Take the material below and write it all out again exactly.

--- start ---

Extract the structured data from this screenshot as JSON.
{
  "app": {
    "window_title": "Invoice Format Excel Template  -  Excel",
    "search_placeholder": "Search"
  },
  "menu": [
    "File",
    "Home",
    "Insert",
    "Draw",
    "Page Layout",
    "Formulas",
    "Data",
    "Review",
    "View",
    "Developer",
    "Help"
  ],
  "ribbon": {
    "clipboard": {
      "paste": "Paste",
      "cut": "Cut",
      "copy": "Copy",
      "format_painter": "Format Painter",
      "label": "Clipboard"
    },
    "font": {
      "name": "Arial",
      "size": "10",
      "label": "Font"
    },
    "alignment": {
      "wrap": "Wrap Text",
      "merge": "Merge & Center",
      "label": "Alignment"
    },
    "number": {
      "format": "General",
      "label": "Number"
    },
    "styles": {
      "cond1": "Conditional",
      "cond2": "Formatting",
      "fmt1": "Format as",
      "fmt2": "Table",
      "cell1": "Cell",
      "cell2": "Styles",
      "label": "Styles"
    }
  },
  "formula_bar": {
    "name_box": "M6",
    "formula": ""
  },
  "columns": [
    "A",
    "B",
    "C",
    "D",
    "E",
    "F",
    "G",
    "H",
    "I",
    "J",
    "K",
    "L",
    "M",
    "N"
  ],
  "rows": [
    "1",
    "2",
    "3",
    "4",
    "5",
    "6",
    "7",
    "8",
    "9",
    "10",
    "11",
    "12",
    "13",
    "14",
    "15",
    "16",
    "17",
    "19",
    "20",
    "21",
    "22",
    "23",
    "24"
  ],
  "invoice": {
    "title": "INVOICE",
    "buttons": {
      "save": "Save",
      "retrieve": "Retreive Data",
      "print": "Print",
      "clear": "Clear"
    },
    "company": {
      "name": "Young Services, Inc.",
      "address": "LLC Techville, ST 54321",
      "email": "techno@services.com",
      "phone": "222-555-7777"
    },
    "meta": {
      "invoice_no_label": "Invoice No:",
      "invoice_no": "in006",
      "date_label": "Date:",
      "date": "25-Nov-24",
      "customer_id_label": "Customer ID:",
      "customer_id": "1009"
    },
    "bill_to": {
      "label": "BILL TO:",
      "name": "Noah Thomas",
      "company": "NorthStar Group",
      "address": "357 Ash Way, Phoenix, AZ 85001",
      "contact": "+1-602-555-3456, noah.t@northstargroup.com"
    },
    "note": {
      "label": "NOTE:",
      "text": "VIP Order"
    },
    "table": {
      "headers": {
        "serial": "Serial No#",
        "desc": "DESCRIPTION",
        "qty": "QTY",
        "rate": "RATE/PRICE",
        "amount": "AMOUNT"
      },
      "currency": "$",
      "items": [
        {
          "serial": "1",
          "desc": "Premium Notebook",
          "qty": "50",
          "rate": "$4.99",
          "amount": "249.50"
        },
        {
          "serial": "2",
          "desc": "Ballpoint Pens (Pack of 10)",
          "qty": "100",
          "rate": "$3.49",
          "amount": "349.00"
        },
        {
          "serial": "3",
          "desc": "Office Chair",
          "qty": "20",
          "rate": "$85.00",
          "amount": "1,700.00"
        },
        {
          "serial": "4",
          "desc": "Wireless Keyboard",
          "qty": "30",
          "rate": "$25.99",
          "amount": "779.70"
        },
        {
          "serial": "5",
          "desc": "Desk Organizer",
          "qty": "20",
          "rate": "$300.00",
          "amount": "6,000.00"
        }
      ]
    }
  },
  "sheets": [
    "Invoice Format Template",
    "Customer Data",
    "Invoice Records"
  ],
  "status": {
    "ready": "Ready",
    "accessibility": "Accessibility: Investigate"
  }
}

--- end ---

* [TASK ANSWER]
Extract the structured data from this screenshot as JSON.
{
  "app": {
    "window_title": "Invoice Format Excel Template  -  Excel",
    "search_placeholder": "Search"
  },
  "menu": [
    "File",
    "Home",
    "Insert",
    "Draw",
    "Page Layout",
    "Formulas",
    "Data",
    "Review",
    "View",
    "Developer",
    "Help"
  ],
  "ribbon": {
    "clipboard": {
      "paste": "Paste",
      "cut": "Cut",
      "copy": "Copy",
      "format_painter": "Format Painter",
      "label": "Clipboard"
    },
    "font": {
      "name": "Arial",
      "size": "10",
      "label": "Font"
    },
    "alignment": {
      "wrap": "Wrap Text",
      "merge": "Merge & Center",
      "label": "Alignment"
    },
    "number": {
      "format": "General",
      "label": "Number"
    },
    "styles": {
      "cond1": "Conditional",
      "cond2": "Formatting",
      "fmt1": "Format as",
      "fmt2": "Table",
      "cell1": "Cell",
      "cell2": "Styles",
      "label": "Styles"
    }
  },
  "formula_bar": {
    "name_box": "M6",
    "formula": ""
  },
  "columns": [
    "A",
    "B",
    "C",
    "D",
    "E",
    "F",
    "G",
    "H",
    "I",
    "J",
    "K",
    "L",
    "M",
    "N"
  ],
  "rows": [
    "1",
    "2",
    "3",
    "4",
    "5",
    "6",
    "7",
    "8",
    "9",
    "10",
    "11",
    "12",
    "13",
    "14",
    "15",
    "16",
    "17",
    "19",
    "20",
    "21",
    "22",
    "23",
    "24"
  ],
  "invoice": {
    "title": "INVOICE",
    "buttons": {
      "save": "Save",
      "retrieve": "Retreive Data",
      "print": "Print",
      "clear": "Clear"
    },
    "company": {
      "name": "Young Services, Inc.",
      "address": "LLC Techville, ST 54321",
      "email": "techno@services.com",
      "phone": "222-555-7777"
    },
    "meta": {
      "invoice_no_label": "Invoice No:",
      "invoice_no": "in006",
      "date_label": "Date:",
      "date": "25-Nov-24",
      "customer_id_label": "Customer ID:",
      "customer_id": "1009"
    },
    "bill_to": {
      "label": "BILL TO:",
      "name": "Noah Thomas",
      "company": "NorthStar Group",
      "address": "357 Ash Way, Phoenix, AZ 85001",
      "contact": "+1-602-555-3456, noah.t@northstargroup.com"
    },
    "note": {
      "label": "NOTE:",
      "text": "VIP Order"
    },
    "table": {
      "headers": {
        "serial": "Serial No#",
        "desc": "DESCRIPTION",
        "qty": "QTY",
        "rate": "RATE/PRICE",
        "amount": "AMOUNT"
      },
      "currency": "$",
      "items": [
        {
          "serial": "1",
          "desc": "Premium Notebook",
          "qty": "50",
          "rate": "$4.99",
          "amount": "249.50"
        },
        {
          "serial": "2",
          "desc": "Ballpoint Pens (Pack of 10)",
          "qty": "100",
          "rate": "$3.49",
          "amount": "349.00"
        },
        {
          "serial": "3",
          "desc": "Office Chair",
          "qty": "20",
          "rate": "$85.00",
          "amount": "1,700.00"
        },
        {
          "serial": "4",
          "desc": "Wireless Keyboard",
          "qty": "30",
          "rate": "$25.99",
          "amount": "779.70"
        },
        {
          "serial": "5",
          "desc": "Desk Organizer",
          "qty": "20",
          "rate": "$300.00",
          "amount": "6,000.00"
        }
      ]
    }
  },
  "sheets": [
    "Invoice Format Template",
    "Customer Data",
    "Invoice Records"
  ],
  "status": {
    "ready": "Ready",
    "accessibility": "Accessibility: Investigate"
  }
}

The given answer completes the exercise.